### Goal
Write each line of the records below as one string in a JSON list, and skip any blank lines.

━━━━━━━━━━

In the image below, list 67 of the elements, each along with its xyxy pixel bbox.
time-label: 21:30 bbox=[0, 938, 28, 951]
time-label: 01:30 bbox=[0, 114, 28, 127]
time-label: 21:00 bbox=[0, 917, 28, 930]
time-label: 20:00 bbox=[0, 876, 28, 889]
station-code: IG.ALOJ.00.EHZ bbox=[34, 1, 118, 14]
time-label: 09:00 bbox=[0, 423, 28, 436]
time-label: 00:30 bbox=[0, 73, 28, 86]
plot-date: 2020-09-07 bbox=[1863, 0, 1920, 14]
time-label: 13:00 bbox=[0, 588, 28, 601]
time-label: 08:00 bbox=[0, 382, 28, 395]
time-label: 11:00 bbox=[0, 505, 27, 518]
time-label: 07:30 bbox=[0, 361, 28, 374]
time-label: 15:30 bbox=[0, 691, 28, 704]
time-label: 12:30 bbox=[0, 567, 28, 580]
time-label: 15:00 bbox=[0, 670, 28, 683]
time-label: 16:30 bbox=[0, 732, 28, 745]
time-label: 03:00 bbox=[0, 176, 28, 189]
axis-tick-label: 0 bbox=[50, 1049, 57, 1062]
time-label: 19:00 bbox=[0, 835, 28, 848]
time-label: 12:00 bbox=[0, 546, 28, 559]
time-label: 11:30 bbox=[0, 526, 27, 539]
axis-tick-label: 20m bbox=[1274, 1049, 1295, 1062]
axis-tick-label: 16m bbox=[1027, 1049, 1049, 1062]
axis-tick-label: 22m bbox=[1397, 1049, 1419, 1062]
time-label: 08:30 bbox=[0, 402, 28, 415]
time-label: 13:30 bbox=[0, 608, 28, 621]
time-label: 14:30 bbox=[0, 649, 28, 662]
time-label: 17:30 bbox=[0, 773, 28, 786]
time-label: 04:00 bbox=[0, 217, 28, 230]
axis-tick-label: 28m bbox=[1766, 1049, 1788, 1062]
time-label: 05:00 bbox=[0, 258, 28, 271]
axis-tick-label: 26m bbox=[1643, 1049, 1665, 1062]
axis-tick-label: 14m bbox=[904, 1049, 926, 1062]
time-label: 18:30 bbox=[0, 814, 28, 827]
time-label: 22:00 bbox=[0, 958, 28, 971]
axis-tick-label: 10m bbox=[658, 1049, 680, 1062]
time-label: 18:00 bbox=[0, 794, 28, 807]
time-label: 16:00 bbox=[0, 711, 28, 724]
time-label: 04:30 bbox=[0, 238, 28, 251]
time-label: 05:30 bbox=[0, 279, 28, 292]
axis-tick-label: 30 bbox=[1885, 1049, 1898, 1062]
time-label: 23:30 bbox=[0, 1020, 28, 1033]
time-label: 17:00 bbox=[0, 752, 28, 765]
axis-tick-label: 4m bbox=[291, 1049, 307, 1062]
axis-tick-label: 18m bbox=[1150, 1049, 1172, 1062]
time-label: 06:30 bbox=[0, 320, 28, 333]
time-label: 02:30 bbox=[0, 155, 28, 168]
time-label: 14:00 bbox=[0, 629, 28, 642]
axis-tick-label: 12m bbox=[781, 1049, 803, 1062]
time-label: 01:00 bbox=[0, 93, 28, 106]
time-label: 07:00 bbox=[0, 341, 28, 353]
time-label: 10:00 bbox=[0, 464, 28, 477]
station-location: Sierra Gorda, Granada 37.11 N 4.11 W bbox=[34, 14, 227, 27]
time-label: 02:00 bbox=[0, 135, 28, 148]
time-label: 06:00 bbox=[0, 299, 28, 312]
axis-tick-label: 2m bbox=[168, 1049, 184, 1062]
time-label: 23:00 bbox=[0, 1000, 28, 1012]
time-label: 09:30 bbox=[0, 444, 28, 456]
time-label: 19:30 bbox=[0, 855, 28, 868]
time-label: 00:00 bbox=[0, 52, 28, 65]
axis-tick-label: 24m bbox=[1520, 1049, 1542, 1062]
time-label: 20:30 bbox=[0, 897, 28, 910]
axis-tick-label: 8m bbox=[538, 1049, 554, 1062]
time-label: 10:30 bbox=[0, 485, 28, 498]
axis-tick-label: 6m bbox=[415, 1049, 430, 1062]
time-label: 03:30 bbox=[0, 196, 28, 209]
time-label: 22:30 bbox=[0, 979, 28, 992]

━━━━━━━━━━

### Response below
[
  "In the image below, list 67 of the elements, each along with its xyxy pixel bbox.",
  "time-label: 21:30 bbox=[0, 938, 28, 951]",
  "time-label: 01:30 bbox=[0, 114, 28, 127]",
  "time-label: 21:00 bbox=[0, 917, 28, 930]",
  "time-label: 20:00 bbox=[0, 876, 28, 889]",
  "station-code: IG.ALOJ.00.EHZ bbox=[34, 1, 118, 14]",
  "time-label: 09:00 bbox=[0, 423, 28, 436]",
  "time-label: 00:30 bbox=[0, 73, 28, 86]",
  "plot-date: 2020-09-07 bbox=[1863, 0, 1920, 14]",
  "time-label: 13:00 bbox=[0, 588, 28, 601]",
  "time-label: 08:00 bbox=[0, 382, 28, 395]",
  "time-label: 11:00 bbox=[0, 505, 27, 518]",
  "time-label: 07:30 bbox=[0, 361, 28, 374]",
  "time-label: 15:30 bbox=[0, 691, 28, 704]",
  "time-label: 12:30 bbox=[0, 567, 28, 580]",
  "time-label: 15:00 bbox=[0, 670, 28, 683]",
  "time-label: 16:30 bbox=[0, 732, 28, 745]",
  "time-label: 03:00 bbox=[0, 176, 28, 189]",
  "axis-tick-label: 0 bbox=[50, 1049, 57, 1062]",
  "time-label: 19:00 bbox=[0, 835, 28, 848]",
  "time-label: 12:00 bbox=[0, 546, 28, 559]",
  "time-label: 11:30 bbox=[0, 526, 27, 539]",
  "axis-tick-label: 20m bbox=[1274, 1049, 1295, 1062]",
  "axis-tick-label: 16m bbox=[1027, 1049, 1049, 1062]",
  "axis-tick-label: 22m bbox=[1397, 1049, 1419, 1062]",
  "time-label: 08:30 bbox=[0, 402, 28, 415]",
  "time-label: 13:30 bbox=[0, 608, 28, 621]",
  "time-label: 14:30 bbox=[0, 649, 28, 662]",
  "time-label: 17:30 bbox=[0, 773, 28, 786]",
  "time-label: 04:00 bbox=[0, 217, 28, 230]",
  "axis-tick-label: 28m bbox=[1766, 1049, 1788, 1062]",
  "time-label: 05:00 bbox=[0, 258, 28, 271]",
  "axis-tick-label: 26m bbox=[1643, 1049, 1665, 1062]",
  "axis-tick-label: 14m bbox=[904, 1049, 926, 1062]",
  "time-label: 18:30 bbox=[0, 814, 28, 827]",
  "time-label: 22:00 bbox=[0, 958, 28, 971]",
  "axis-tick-label: 10m bbox=[658, 1049, 680, 1062]",
  "time-label: 18:00 bbox=[0, 794, 28, 807]",
  "time-label: 16:00 bbox=[0, 711, 28, 724]",
  "time-label: 04:30 bbox=[0, 238, 28, 251]",
  "time-label: 05:30 bbox=[0, 279, 28, 292]",
  "axis-tick-label: 30 bbox=[1885, 1049, 1898, 1062]",
  "time-label: 23:30 bbox=[0, 1020, 28, 1033]",
  "time-label: 17:00 bbox=[0, 752, 28, 765]",
  "axis-tick-label: 4m bbox=[291, 1049, 307, 1062]",
  "axis-tick-label: 18m bbox=[1150, 1049, 1172, 1062]",
  "time-label: 06:30 bbox=[0, 320, 28, 333]",
  "time-label: 02:30 bbox=[0, 155, 28, 168]",
  "time-label: 14:00 bbox=[0, 629, 28, 642]",
  "axis-tick-label: 12m bbox=[781, 1049, 803, 1062]",
  "time-label: 01:00 bbox=[0, 93, 28, 106]",
  "time-label: 07:00 bbox=[0, 341, 28, 353]",
  "time-label: 10:00 bbox=[0, 464, 28, 477]",
  "station-location: Sierra Gorda, Granada 37.11 N 4.11 W bbox=[34, 14, 227, 27]",
  "time-label: 02:00 bbox=[0, 135, 28, 148]",
  "time-label: 06:00 bbox=[0, 299, 28, 312]",
  "axis-tick-label: 2m bbox=[168, 1049, 184, 1062]",
  "time-label: 23:00 bbox=[0, 1000, 28, 1012]",
  "time-label: 09:30 bbox=[0, 444, 28, 456]",
  "time-label: 19:30 bbox=[0, 855, 28, 868]",
  "time-label: 00:00 bbox=[0, 52, 28, 65]",
  "axis-tick-label: 24m bbox=[1520, 1049, 1542, 1062]",
  "time-label: 20:30 bbox=[0, 897, 28, 910]",
  "axis-tick-label: 8m bbox=[538, 1049, 554, 1062]",
  "time-label: 10:30 bbox=[0, 485, 28, 498]",
  "axis-tick-label: 6m bbox=[415, 1049, 430, 1062]",
  "time-label: 03:30 bbox=[0, 196, 28, 209]",
  "time-label: 22:30 bbox=[0, 979, 28, 992]"
]